### WRITTEN PROBLEM
Every line of the data must be copied exactly.

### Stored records
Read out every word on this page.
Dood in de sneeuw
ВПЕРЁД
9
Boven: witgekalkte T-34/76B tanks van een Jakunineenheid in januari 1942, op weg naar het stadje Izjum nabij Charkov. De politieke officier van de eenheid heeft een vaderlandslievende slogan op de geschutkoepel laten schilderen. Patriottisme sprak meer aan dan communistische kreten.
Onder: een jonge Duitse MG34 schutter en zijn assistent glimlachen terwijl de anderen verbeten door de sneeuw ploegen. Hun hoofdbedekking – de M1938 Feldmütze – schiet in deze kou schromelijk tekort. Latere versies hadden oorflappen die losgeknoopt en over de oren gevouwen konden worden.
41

### RESPONSE TO THIS TASK
Read out every word on this page.
Dood in de sneeuw
ВПЕРЁД
9
Boven: witgekalkte T-34/76B tanks van een Jakunineenheid in januari 1942, op weg naar het stadje Izjum nabij Charkov. De politieke officier van de eenheid heeft een vaderlandslievende slogan op de geschutkoepel laten schilderen. Patriottisme sprak meer aan dan communistische kreten.
Onder: een jonge Duitse MG34 schutter en zijn assistent glimlachen terwijl de anderen verbeten door de sneeuw ploegen. Hun hoofdbedekking – de M1938 Feldmütze – schiet in deze kou schromelijk tekort. Latere versies hadden oorflappen die losgeknoopt en over de oren gevouwen konden worden.
41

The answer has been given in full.